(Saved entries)
>>>

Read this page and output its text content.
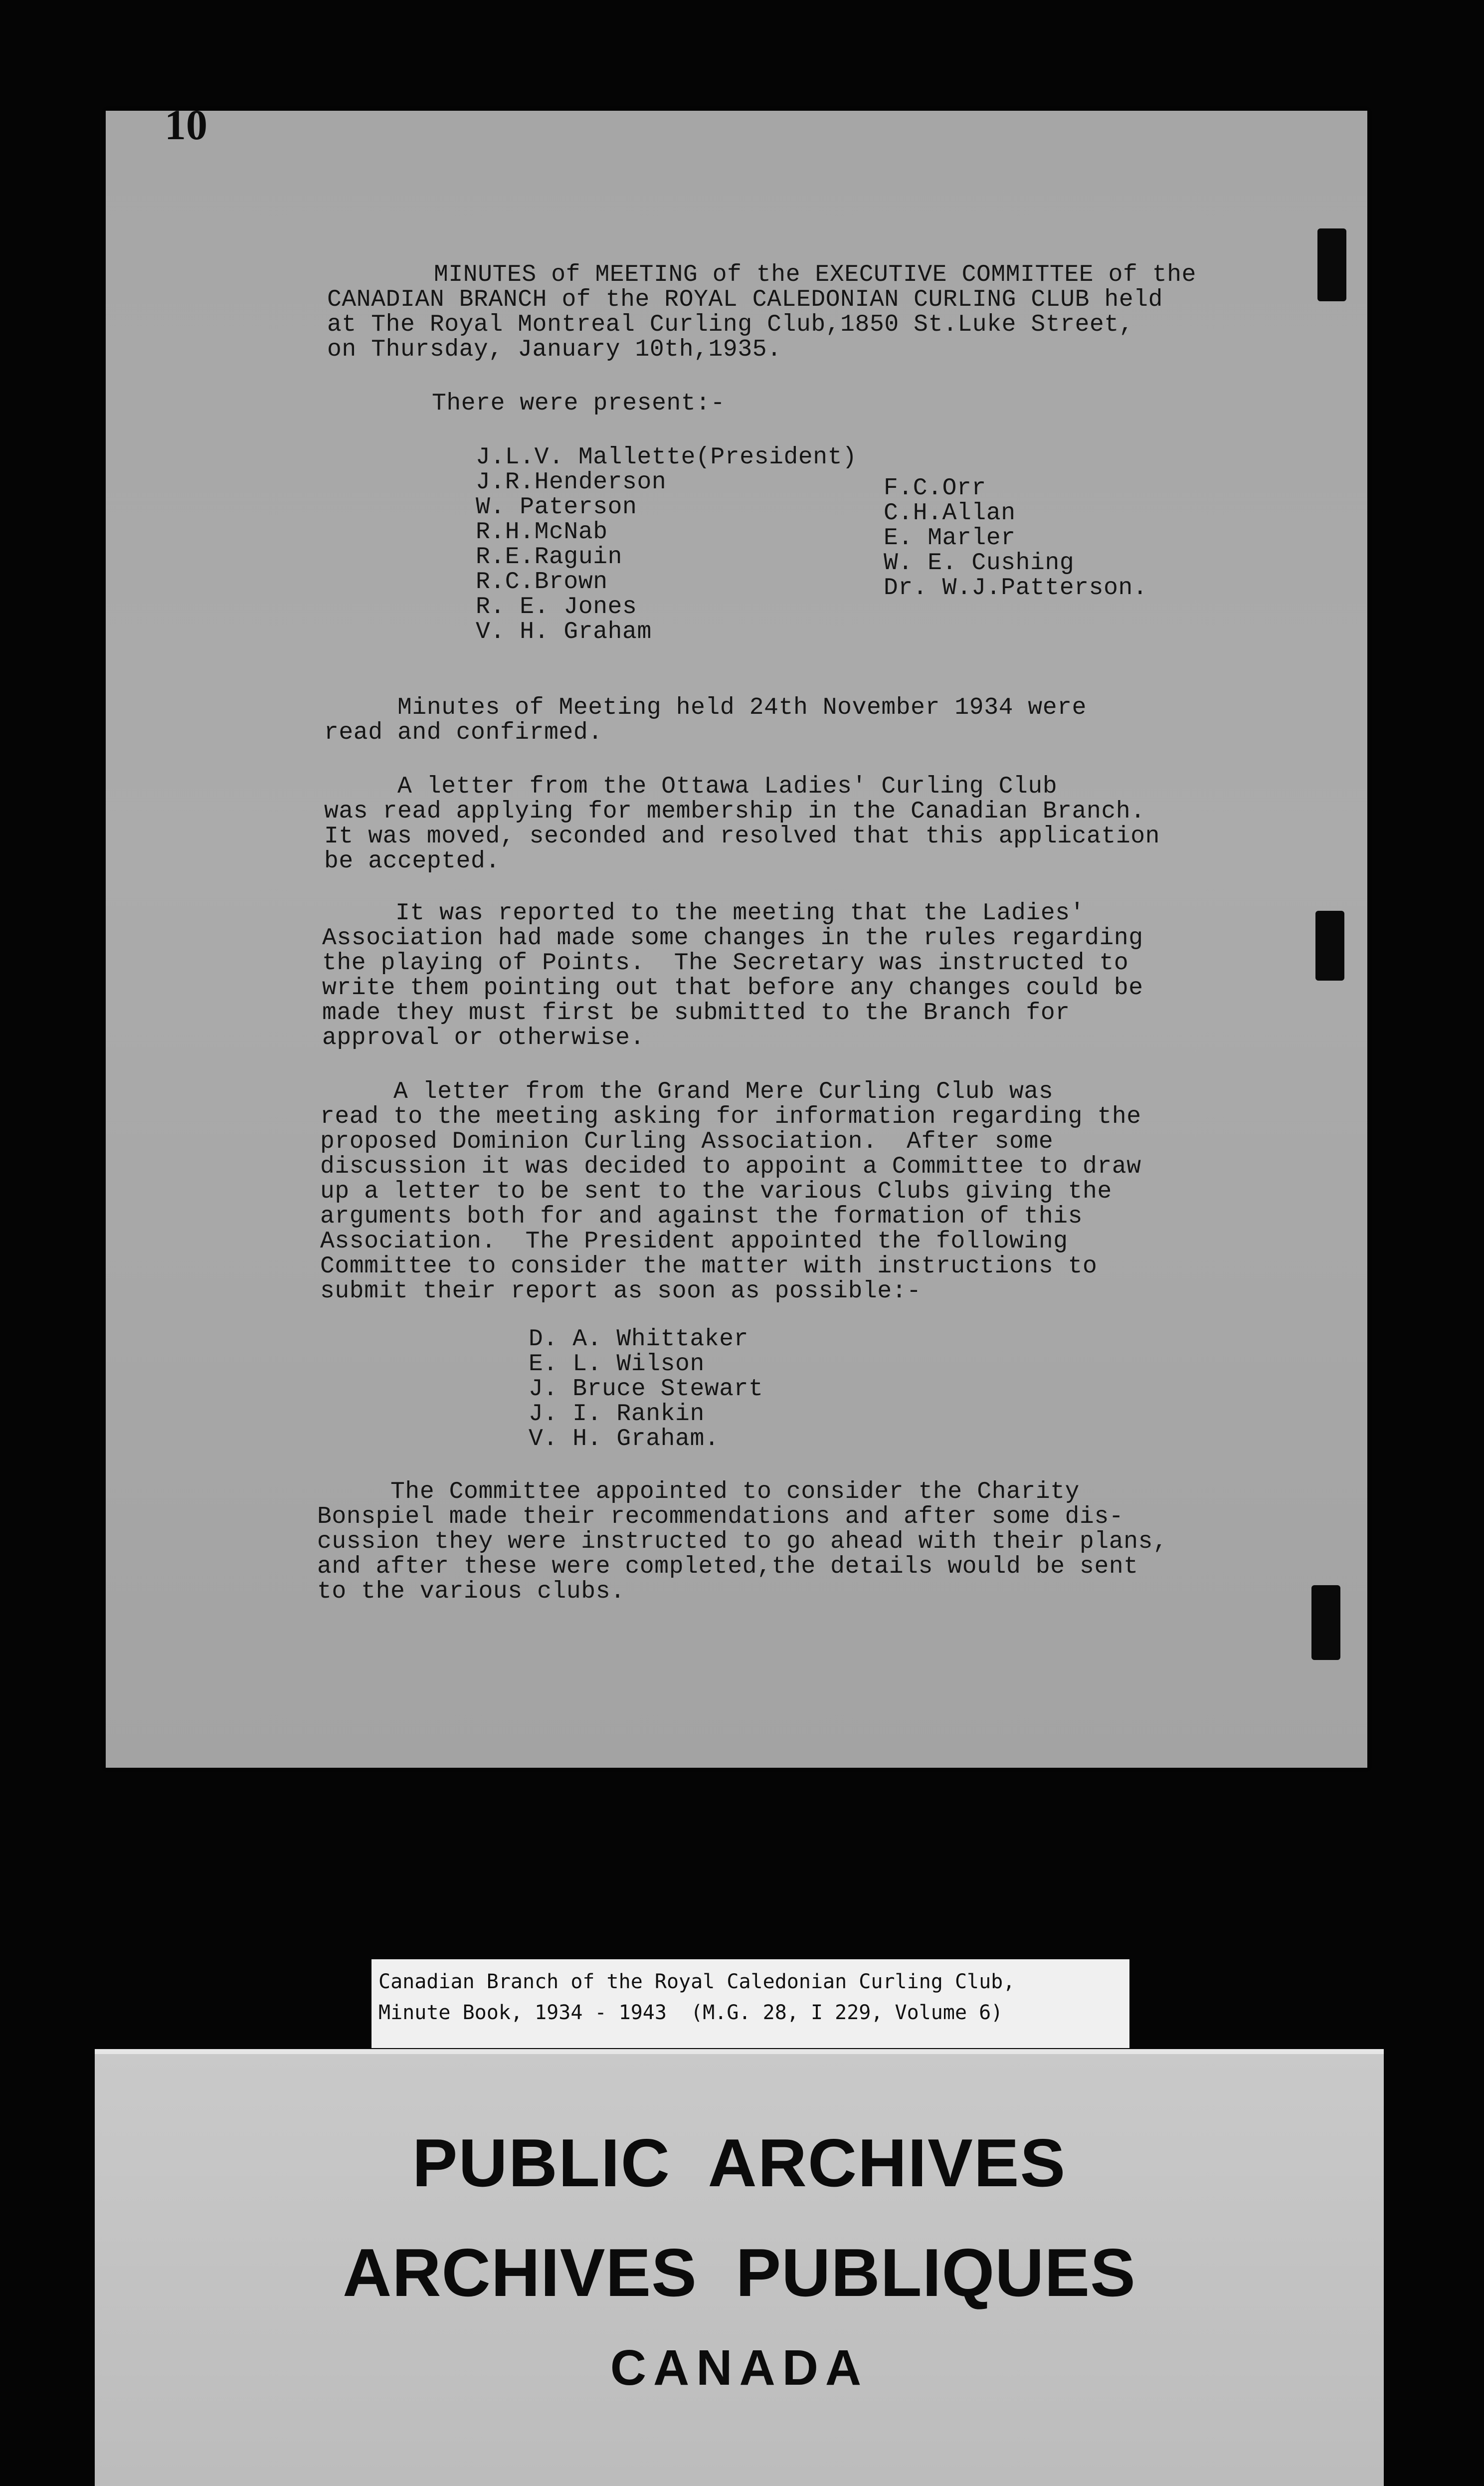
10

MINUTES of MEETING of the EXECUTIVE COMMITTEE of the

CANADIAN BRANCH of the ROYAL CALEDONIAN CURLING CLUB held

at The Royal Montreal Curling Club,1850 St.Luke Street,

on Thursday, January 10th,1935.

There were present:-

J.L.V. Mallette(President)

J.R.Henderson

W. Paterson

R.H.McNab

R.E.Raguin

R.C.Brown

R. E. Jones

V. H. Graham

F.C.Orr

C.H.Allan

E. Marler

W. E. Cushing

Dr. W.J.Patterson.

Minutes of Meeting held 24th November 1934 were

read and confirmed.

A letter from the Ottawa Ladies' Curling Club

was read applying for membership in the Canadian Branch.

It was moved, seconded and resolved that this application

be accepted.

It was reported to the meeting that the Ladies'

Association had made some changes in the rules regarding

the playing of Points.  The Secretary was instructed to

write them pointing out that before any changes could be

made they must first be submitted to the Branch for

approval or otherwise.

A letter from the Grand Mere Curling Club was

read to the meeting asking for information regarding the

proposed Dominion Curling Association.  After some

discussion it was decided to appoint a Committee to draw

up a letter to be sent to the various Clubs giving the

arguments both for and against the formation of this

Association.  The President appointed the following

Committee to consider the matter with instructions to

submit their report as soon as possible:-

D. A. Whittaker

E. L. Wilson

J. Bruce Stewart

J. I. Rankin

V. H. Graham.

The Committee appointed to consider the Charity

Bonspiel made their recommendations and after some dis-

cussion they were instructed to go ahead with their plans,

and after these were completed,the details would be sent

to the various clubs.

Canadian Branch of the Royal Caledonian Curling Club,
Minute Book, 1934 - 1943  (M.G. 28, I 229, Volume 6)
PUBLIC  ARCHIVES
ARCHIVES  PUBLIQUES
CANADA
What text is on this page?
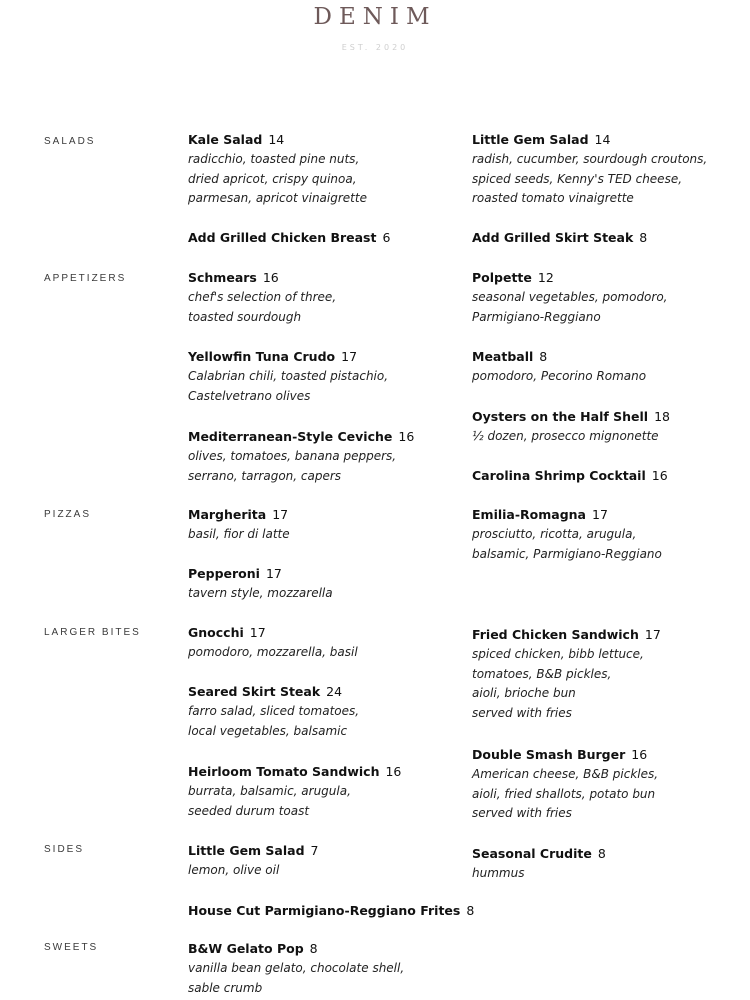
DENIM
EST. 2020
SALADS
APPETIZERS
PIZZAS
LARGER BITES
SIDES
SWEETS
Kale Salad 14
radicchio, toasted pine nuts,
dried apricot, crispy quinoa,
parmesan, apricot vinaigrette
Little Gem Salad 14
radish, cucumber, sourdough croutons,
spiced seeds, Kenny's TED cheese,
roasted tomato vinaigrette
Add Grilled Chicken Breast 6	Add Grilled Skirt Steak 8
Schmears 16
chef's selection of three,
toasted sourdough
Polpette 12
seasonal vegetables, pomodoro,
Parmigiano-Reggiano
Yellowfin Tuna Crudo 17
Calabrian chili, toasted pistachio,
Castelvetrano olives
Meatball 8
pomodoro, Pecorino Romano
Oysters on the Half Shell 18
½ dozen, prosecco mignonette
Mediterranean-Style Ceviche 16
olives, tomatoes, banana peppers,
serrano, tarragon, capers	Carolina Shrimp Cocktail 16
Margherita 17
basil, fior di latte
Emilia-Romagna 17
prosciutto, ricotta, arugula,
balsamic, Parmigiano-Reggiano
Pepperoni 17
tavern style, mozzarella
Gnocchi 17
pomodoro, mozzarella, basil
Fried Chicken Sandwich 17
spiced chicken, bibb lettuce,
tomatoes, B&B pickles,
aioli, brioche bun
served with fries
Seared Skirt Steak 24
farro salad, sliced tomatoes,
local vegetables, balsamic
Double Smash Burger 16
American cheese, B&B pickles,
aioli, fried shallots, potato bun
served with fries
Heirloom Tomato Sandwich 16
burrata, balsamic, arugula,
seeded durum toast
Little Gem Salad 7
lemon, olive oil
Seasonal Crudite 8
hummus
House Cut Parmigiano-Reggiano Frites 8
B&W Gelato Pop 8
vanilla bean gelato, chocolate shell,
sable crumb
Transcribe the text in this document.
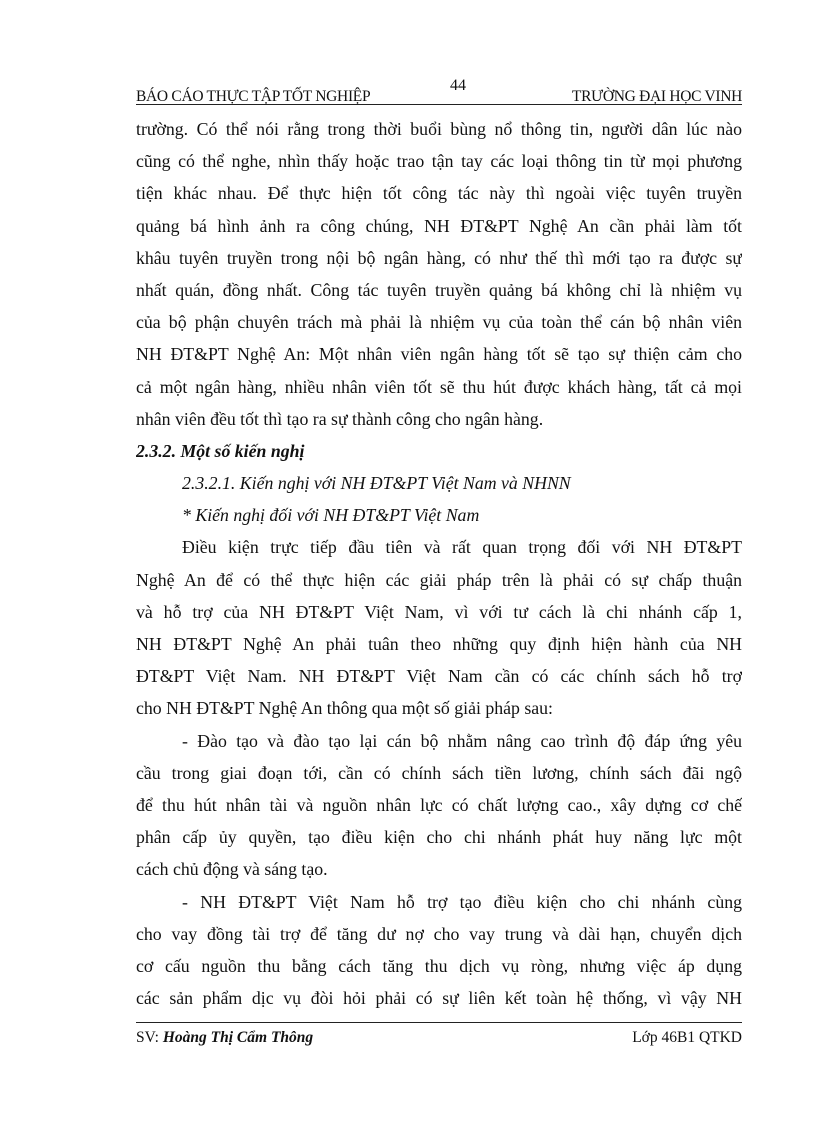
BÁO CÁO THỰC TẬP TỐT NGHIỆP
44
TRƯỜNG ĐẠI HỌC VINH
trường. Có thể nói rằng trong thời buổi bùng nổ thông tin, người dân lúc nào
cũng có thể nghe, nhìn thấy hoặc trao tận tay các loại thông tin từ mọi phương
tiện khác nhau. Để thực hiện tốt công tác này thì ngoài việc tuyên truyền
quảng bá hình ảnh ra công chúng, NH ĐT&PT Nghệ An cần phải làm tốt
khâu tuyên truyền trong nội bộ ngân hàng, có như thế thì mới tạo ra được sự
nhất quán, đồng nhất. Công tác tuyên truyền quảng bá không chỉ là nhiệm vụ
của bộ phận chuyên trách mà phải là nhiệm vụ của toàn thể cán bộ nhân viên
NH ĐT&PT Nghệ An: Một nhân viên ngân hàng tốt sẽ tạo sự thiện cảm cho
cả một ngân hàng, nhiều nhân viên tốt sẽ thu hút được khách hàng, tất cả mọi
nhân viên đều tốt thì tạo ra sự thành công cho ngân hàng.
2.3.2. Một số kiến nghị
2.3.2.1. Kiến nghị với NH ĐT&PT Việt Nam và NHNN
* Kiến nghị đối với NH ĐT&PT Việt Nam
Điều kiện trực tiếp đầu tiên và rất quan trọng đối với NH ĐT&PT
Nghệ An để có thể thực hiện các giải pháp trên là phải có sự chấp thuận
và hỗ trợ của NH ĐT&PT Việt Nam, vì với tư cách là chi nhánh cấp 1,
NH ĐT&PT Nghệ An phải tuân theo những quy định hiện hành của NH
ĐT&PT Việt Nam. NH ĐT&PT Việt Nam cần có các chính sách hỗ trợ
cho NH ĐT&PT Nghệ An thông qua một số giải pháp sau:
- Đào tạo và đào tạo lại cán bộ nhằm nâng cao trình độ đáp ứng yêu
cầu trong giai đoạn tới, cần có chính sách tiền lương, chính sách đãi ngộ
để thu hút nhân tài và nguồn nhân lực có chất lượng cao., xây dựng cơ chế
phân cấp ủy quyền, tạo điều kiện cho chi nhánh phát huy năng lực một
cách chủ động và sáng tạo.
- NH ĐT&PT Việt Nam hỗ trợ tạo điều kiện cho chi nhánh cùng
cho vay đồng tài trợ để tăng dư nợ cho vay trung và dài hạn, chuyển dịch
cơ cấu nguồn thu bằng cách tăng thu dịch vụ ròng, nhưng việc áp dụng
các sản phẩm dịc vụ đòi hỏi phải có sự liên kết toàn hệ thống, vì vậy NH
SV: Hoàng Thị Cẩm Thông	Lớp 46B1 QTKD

<<<

(WHAT YOU HAVE TO DO)
Pictures in the records must not appear in the copy; transcribe everything else precisely.

(RESPONSE TO THE TASK)
Read this page and output its text content.
10

MINUTES of MEETING of the EXECUTIVE COMMITTEE of the

CANADIAN BRANCH of the ROYAL CALEDONIAN CURLING CLUB held

at The Royal Montreal Curling Club,1850 St.Luke Street,

on Thursday, January 10th,1935.

There were present:-

J.L.V. Mallette(President)

J.R.Henderson

W. Paterson

R.H.McNab

R.E.Raguin

R.C.Brown

R. E. Jones

V. H. Graham

F.C.Orr

C.H.Allan

E. Marler

W. E. Cushing

Dr. W.J.Patterson.

Minutes of Meeting held 24th November 1934 were

read and confirmed.

A letter from the Ottawa Ladies' Curling Club

was read applying for membership in the Canadian Branch.

It was moved, seconded and resolved that this application

be accepted.

It was reported to the meeting that the Ladies'

Association had made some changes in the rules regarding

the playing of Points.  The Secretary was instructed to

write them pointing out that before any changes could be

made they must first be submitted to the Branch for

approval or otherwise.

A letter from the Grand Mere Curling Club was

read to the meeting asking for information regarding the

proposed Dominion Curling Association.  After some

discussion it was decided to appoint a Committee to draw

up a letter to be sent to the various Clubs giving the

arguments both for and against the formation of this

Association.  The President appointed the following

Committee to consider the matter with instructions to

submit their report as soon as possible:-

D. A. Whittaker

E. L. Wilson

J. Bruce Stewart

J. I. Rankin

V. H. Graham.

The Committee appointed to consider the Charity

Bonspiel made their recommendations and after some dis-

cussion they were instructed to go ahead with their plans,

and after these were completed,the details would be sent

to the various clubs.

Canadian Branch of the Royal Caledonian Curling Club,
Minute Book, 1934 - 1943  (M.G. 28, I 229, Volume 6)
PUBLIC  ARCHIVES
ARCHIVES  PUBLIQUES
CANADA
What text is on this page?
DENIM
EST. 2020
SALADS
APPETIZERS
PIZZAS
LARGER BITES
SIDES
SWEETS
Kale Salad 14
radicchio, toasted pine nuts,
dried apricot, crispy quinoa,
parmesan, apricot vinaigrette
Little Gem Salad 14
radish, cucumber, sourdough croutons,
spiced seeds, Kenny's TED cheese,
roasted tomato vinaigrette
Add Grilled Chicken Breast 6	Add Grilled Skirt Steak 8
Schmears 16
chef's selection of three,
toasted sourdough
Polpette 12
seasonal vegetables, pomodoro,
Parmigiano-Reggiano
Yellowfin Tuna Crudo 17
Calabrian chili, toasted pistachio,
Castelvetrano olives
Meatball 8
pomodoro, Pecorino Romano
Oysters on the Half Shell 18
½ dozen, prosecco mignonette
Mediterranean-Style Ceviche 16
olives, tomatoes, banana peppers,
serrano, tarragon, capers	Carolina Shrimp Cocktail 16
Margherita 17
basil, fior di latte
Emilia-Romagna 17
prosciutto, ricotta, arugula,
balsamic, Parmigiano-Reggiano
Pepperoni 17
tavern style, mozzarella
Gnocchi 17
pomodoro, mozzarella, basil
Fried Chicken Sandwich 17
spiced chicken, bibb lettuce,
tomatoes, B&B pickles,
aioli, brioche bun
served with fries
Seared Skirt Steak 24
farro salad, sliced tomatoes,
local vegetables, balsamic
Double Smash Burger 16
American cheese, B&B pickles,
aioli, fried shallots, potato bun
served with fries
Heirloom Tomato Sandwich 16
burrata, balsamic, arugula,
seeded durum toast
Little Gem Salad 7
lemon, olive oil
Seasonal Crudite 8
hummus
House Cut Parmigiano-Reggiano Frites 8
B&W Gelato Pop 8
vanilla bean gelato, chocolate shell,
sable crumb
Transcribe the text in this document.
BÁO CÁO THỰC TẬP TỐT NGHIỆP
44
TRƯỜNG ĐẠI HỌC VINH
trường. Có thể nói rằng trong thời buổi bùng nổ thông tin, người dân lúc nào
cũng có thể nghe, nhìn thấy hoặc trao tận tay các loại thông tin từ mọi phương
tiện khác nhau. Để thực hiện tốt công tác này thì ngoài việc tuyên truyền
quảng bá hình ảnh ra công chúng, NH ĐT&PT Nghệ An cần phải làm tốt
khâu tuyên truyền trong nội bộ ngân hàng, có như thế thì mới tạo ra được sự
nhất quán, đồng nhất. Công tác tuyên truyền quảng bá không chỉ là nhiệm vụ
của bộ phận chuyên trách mà phải là nhiệm vụ của toàn thể cán bộ nhân viên
NH ĐT&PT Nghệ An: Một nhân viên ngân hàng tốt sẽ tạo sự thiện cảm cho
cả một ngân hàng, nhiều nhân viên tốt sẽ thu hút được khách hàng, tất cả mọi
nhân viên đều tốt thì tạo ra sự thành công cho ngân hàng.
2.3.2. Một số kiến nghị
2.3.2.1. Kiến nghị với NH ĐT&PT Việt Nam và NHNN
* Kiến nghị đối với NH ĐT&PT Việt Nam
Điều kiện trực tiếp đầu tiên và rất quan trọng đối với NH ĐT&PT
Nghệ An để có thể thực hiện các giải pháp trên là phải có sự chấp thuận
và hỗ trợ của NH ĐT&PT Việt Nam, vì với tư cách là chi nhánh cấp 1,
NH ĐT&PT Nghệ An phải tuân theo những quy định hiện hành của NH
ĐT&PT Việt Nam. NH ĐT&PT Việt Nam cần có các chính sách hỗ trợ
cho NH ĐT&PT Nghệ An thông qua một số giải pháp sau:
- Đào tạo và đào tạo lại cán bộ nhằm nâng cao trình độ đáp ứng yêu
cầu trong giai đoạn tới, cần có chính sách tiền lương, chính sách đãi ngộ
để thu hút nhân tài và nguồn nhân lực có chất lượng cao., xây dựng cơ chế
phân cấp ủy quyền, tạo điều kiện cho chi nhánh phát huy năng lực một
cách chủ động và sáng tạo.
- NH ĐT&PT Việt Nam hỗ trợ tạo điều kiện cho chi nhánh cùng
cho vay đồng tài trợ để tăng dư nợ cho vay trung và dài hạn, chuyển dịch
cơ cấu nguồn thu bằng cách tăng thu dịch vụ ròng, nhưng việc áp dụng
các sản phẩm dịc vụ đòi hỏi phải có sự liên kết toàn hệ thống, vì vậy NH
SV: Hoàng Thị Cẩm Thông	Lớp 46B1 QTKD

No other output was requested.